**Records:**
## Begin

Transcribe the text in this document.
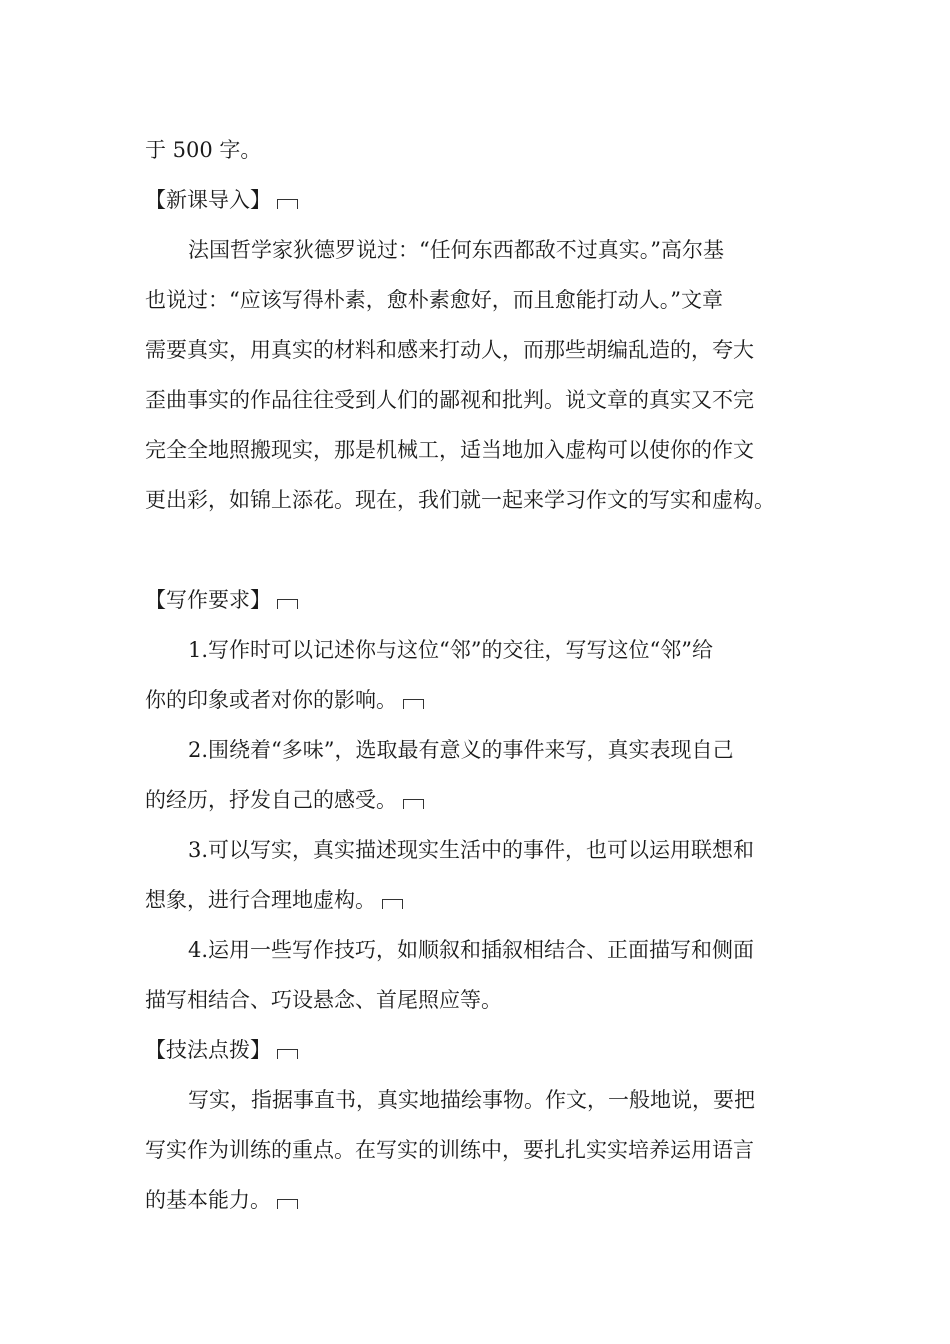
于 500 字。
【新课导入】
法国哲学家狄德罗说过：“任何东西都敌不过真实。”高尔基
也说过：“应该写得朴素，愈朴素愈好，而且愈能打动人。”文章
需要真实，用真实的材料和感来打动人，而那些胡编乱造的，夸大
歪曲事实的作品往往受到人们的鄙视和批判。说文章的真实又不完
完全全地照搬现实，那是机械工，适当地加入虚构可以使你的作文
更出彩，如锦上添花。现在，我们就一起来学习作文的写实和虚构。
【写作要求】
1.写作时可以记述你与这位“邻”的交往，写写这位“邻”给
你的印象或者对你的影响。
2.围绕着“多味”，选取最有意义的事件来写，真实表现自己
的经历，抒发自己的感受。
3.可以写实，真实描述现实生活中的事件，也可以运用联想和
想象，进行合理地虚构。
4.运用一些写作技巧，如顺叙和插叙相结合、正面描写和侧面
描写相结合、巧设悬念、首尾照应等。
【技法点拨】
写实，指据事直书，真实地描绘事物。作文，一般地说，要把
写实作为训练的重点。在写实的训练中，要扎扎实实培养运用语言
的基本能力。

## End

**Given request:** Take the listing and print it again exactly, but without any pictures.

**Task solution:**
Transcribe the text in this document.
于 500 字。
【新课导入】
法国哲学家狄德罗说过：“任何东西都敌不过真实。”高尔基
也说过：“应该写得朴素，愈朴素愈好，而且愈能打动人。”文章
需要真实，用真实的材料和感来打动人，而那些胡编乱造的，夸大
歪曲事实的作品往往受到人们的鄙视和批判。说文章的真实又不完
完全全地照搬现实，那是机械工，适当地加入虚构可以使你的作文
更出彩，如锦上添花。现在，我们就一起来学习作文的写实和虚构。
【写作要求】
1.写作时可以记述你与这位“邻”的交往，写写这位“邻”给
你的印象或者对你的影响。
2.围绕着“多味”，选取最有意义的事件来写，真实表现自己
的经历，抒发自己的感受。
3.可以写实，真实描述现实生活中的事件，也可以运用联想和
想象，进行合理地虚构。
4.运用一些写作技巧，如顺叙和插叙相结合、正面描写和侧面
描写相结合、巧设悬念、首尾照应等。
【技法点拨】
写实，指据事直书，真实地描绘事物。作文，一般地说，要把
写实作为训练的重点。在写实的训练中，要扎扎实实培养运用语言
的基本能力。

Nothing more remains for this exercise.